__OBJETIVO__
Explique, com base no trecho, por que a condição de crise na educação é tratada como uma estratégia ideológica de manipulação dos discursos.

··· TRECHO

Em consequência disso, pode-se perceber que a crise pautada na educação, como instrumento de legitimação do mercado do ensino superior, acabou por ratificar uma crise efetiva de construção de uma autonomia tecnológica. Além disso, confirma o encaixe brasileiro no papel secundário e periférico do capitalismo global e, igualmente, limítrofe do desenvolvimento do estado da Bahia, refém desse arranjo mercantil.
Nesse mesmo sentido, o antropólogo e educador Darcy Ribeiro já havia sentenciado, ao perceber a crescente hegemonia do discurso de crise na educação brasileira, enfatizando que, na verdade: “[...] a crise educacional do Brasil da qual tanto se fala, não é uma crise, é um programa. Um programa em curso, cujos frutos, amanhã, falarão por si mesmos” (RIBEIRO, 2019, p. 55).
Logo, essa condição de crise configura-se como uma estratégia ideológica de manipulação dos discursos, visando à legitimação e aceitação da interferência do capital financeiro como protagonismo em um campo de atuação governamental. Logo, esse discurso apresenta-se amplificado, assumindo formas cada vez mais nítidas, visando à implantação de políticas neoliberais com a multiplicação de propostas reformistas que aceleram parcerias público-privadas e, sobretudo, as próprias privatizações (MOTA JÚNIOR; SOUSA, 2019).
Nessa perspectiva, especialmente, a universidade pública tem sido alvo desse discurso que visa desvalorizar seus serviços e precarizar, ainda mais, as condições de sua existência, através de um processo de sucateamento, deflagrado agora por meio de cortes sucessivos, contingenciamentos de verbas e redução dos investimentos. Esse cenário relembra o processo de resistência sofrido no passado, que mereceu críticas do educador Anísio Teixeira, por essa “[...] tradição antiuniversitária alimentada pelo retardamento ou pobreza intelectual vigente no país” (FIALHO, 1998, p. 32).
Por outro lado, nesse contexto, tem-se consolidado um fenômeno amplo de transnacionalização, que ocorre por toda América Latina, afetada enormemente por políticas de ajuste exigidas por organismos multilaterais, numa nova ordem político- econômica internacional, que ultrapassa as fronteiras nacionais e tem sido facilitada pelo avanço das tecnologias informação e comunicação (TIC) e pelo avanço do neoliberalismo nos países considerados emergentes. A ocorrência dessa lógica, com fins econômicos, políticos e jurídicos, organiza-se por meio da globalização da economia e da financeirização do capital (LAMPERT, 2006; MAUÉS; SOUZA, 2018).

······
··· ENTRADAS FORNECIDAS

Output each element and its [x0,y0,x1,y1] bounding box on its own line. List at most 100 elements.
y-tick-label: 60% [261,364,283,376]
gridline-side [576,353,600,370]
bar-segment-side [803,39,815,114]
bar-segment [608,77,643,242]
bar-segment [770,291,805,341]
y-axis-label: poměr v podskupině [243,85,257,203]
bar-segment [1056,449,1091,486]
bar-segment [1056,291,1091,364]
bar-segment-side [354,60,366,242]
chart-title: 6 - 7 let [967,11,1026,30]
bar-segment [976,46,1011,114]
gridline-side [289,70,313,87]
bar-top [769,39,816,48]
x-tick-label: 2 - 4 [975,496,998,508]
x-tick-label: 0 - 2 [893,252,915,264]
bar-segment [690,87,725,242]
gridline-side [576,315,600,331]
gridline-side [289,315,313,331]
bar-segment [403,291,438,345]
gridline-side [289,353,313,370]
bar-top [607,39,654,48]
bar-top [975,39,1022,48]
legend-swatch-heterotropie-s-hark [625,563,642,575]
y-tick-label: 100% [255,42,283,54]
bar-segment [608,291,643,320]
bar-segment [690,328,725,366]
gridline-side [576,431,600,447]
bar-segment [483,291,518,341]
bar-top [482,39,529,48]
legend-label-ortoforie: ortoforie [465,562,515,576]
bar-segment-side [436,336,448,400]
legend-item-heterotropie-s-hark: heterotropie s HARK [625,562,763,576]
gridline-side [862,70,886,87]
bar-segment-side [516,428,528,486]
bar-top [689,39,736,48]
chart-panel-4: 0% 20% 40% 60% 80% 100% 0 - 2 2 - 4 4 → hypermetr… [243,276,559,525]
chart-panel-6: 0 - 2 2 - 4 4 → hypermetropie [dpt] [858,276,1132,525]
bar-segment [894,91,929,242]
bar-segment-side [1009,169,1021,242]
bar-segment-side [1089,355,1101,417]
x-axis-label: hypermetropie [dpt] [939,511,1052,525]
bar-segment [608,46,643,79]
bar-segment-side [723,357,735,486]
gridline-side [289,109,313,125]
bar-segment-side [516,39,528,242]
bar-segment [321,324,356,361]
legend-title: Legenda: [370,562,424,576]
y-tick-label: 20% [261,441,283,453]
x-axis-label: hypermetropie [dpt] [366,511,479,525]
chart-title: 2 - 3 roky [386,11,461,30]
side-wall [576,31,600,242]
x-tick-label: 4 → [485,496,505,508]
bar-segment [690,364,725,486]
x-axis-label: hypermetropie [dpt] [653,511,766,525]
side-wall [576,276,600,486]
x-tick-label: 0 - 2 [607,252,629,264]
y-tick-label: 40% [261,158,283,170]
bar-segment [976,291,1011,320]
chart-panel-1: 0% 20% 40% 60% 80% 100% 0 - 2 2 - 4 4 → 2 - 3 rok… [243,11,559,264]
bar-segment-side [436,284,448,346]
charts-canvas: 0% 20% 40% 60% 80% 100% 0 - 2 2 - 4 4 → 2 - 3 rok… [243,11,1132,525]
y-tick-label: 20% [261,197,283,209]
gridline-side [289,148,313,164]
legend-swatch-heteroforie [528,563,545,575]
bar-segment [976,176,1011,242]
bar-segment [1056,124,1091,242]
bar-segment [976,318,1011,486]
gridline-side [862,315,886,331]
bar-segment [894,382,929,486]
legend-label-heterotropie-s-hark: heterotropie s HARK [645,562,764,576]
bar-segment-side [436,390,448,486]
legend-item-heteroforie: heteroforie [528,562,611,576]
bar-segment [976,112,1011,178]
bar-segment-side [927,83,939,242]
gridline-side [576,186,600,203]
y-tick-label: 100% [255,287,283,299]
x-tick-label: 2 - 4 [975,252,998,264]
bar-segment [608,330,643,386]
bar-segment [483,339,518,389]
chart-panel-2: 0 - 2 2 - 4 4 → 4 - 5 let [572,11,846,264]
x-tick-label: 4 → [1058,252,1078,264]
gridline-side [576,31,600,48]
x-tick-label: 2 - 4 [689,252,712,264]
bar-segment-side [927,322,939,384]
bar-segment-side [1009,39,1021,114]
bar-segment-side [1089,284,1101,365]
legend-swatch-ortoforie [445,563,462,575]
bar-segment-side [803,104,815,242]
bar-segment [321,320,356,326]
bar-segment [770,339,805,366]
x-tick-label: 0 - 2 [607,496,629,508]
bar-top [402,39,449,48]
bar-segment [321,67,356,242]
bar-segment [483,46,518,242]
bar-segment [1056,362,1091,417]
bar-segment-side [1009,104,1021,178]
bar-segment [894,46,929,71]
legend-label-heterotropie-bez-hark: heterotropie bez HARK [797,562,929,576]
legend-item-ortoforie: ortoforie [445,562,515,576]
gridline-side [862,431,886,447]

······
··· ENTRADAS FORNECIDAS

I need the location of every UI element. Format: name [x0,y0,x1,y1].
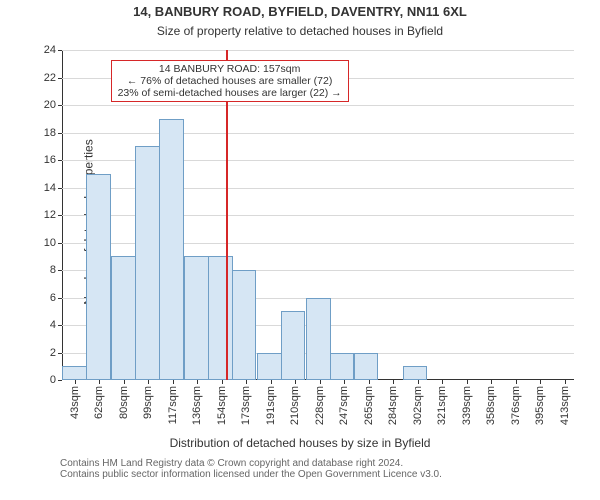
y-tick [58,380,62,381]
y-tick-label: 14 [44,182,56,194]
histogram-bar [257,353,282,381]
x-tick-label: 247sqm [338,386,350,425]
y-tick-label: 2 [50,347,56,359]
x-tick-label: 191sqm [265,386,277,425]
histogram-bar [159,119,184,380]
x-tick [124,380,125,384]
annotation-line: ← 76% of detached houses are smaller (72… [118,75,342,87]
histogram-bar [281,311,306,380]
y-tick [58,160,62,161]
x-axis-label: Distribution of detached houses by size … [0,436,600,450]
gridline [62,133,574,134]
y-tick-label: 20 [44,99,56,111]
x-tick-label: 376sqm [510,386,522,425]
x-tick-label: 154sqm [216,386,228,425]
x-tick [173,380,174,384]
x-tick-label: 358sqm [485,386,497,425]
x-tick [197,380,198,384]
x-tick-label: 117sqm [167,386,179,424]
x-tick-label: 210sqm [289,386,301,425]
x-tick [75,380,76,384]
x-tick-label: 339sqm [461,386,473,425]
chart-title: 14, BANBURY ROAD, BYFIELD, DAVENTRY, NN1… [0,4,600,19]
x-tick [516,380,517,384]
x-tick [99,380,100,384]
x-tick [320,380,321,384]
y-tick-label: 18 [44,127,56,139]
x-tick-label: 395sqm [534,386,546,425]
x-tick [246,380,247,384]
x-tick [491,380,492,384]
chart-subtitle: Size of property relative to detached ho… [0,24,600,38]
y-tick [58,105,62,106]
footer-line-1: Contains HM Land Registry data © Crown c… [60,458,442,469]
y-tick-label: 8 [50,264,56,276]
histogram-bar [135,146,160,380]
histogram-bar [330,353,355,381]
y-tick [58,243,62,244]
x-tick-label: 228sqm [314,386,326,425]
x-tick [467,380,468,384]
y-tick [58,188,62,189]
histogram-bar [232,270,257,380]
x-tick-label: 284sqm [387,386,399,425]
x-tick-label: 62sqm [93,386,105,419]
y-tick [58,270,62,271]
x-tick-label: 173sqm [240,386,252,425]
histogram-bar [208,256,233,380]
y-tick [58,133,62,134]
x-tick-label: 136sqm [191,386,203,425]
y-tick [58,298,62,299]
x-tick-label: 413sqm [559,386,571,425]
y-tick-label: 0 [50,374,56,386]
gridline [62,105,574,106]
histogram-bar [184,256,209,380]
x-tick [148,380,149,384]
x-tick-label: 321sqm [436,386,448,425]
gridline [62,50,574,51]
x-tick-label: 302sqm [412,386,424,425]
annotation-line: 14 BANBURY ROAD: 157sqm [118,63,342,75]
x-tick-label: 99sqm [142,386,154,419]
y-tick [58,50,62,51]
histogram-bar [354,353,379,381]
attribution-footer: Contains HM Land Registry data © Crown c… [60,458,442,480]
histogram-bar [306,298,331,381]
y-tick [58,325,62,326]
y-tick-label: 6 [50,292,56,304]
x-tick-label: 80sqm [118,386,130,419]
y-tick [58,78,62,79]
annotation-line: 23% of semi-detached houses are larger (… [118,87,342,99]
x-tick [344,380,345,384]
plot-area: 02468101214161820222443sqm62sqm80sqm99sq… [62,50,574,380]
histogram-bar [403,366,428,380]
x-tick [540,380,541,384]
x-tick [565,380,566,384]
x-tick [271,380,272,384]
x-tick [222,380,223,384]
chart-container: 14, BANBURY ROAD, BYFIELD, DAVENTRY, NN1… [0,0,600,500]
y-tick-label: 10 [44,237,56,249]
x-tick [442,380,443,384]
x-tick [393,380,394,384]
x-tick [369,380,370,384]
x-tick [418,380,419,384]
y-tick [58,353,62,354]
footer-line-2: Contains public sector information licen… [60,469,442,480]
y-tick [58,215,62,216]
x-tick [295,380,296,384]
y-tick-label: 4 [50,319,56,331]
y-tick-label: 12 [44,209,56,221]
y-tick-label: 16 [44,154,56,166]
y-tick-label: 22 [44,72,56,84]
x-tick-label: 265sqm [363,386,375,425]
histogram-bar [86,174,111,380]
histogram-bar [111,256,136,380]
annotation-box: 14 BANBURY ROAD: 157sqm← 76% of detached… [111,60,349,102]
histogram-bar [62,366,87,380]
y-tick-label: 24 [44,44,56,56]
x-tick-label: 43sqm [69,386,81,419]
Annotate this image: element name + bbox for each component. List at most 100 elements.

······
··· ENTRADAS FORNECIDAS

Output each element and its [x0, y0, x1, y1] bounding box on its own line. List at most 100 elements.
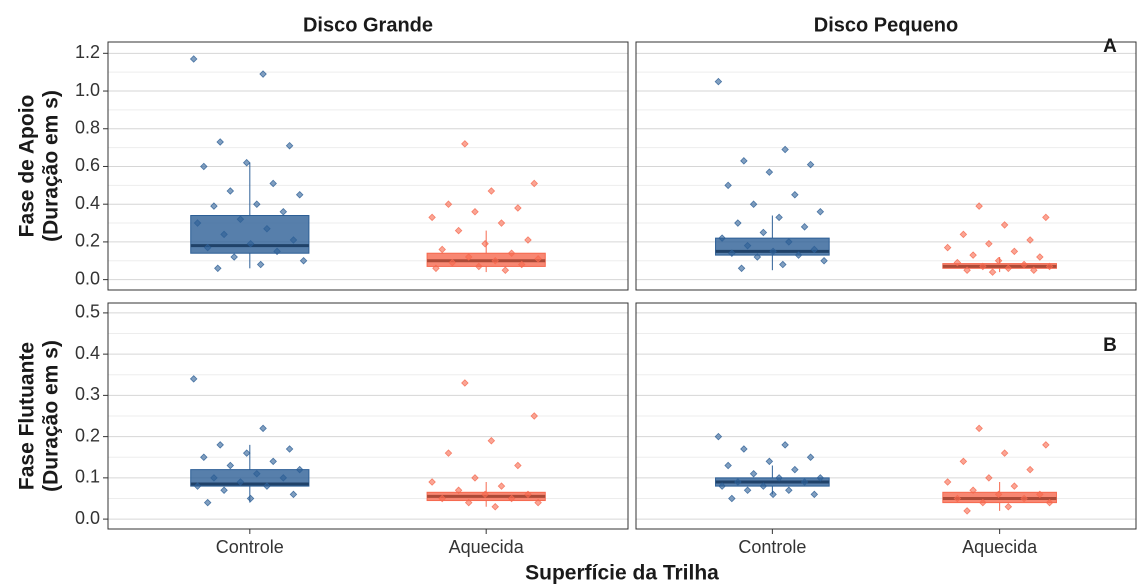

······

__RESPOSTA ESCRITA__
Segundo o trecho, essa condição de crise visa à legitimação e à aceitação da interferência do capital financeiro como protagonista em um campo de atuação governamental. Amplificado, esse discurso busca a implantação de políticas neoliberais, com a multiplicação de propostas reformistas que aceleram parcerias público-privadas e, sobretudo, as próprias privatizações.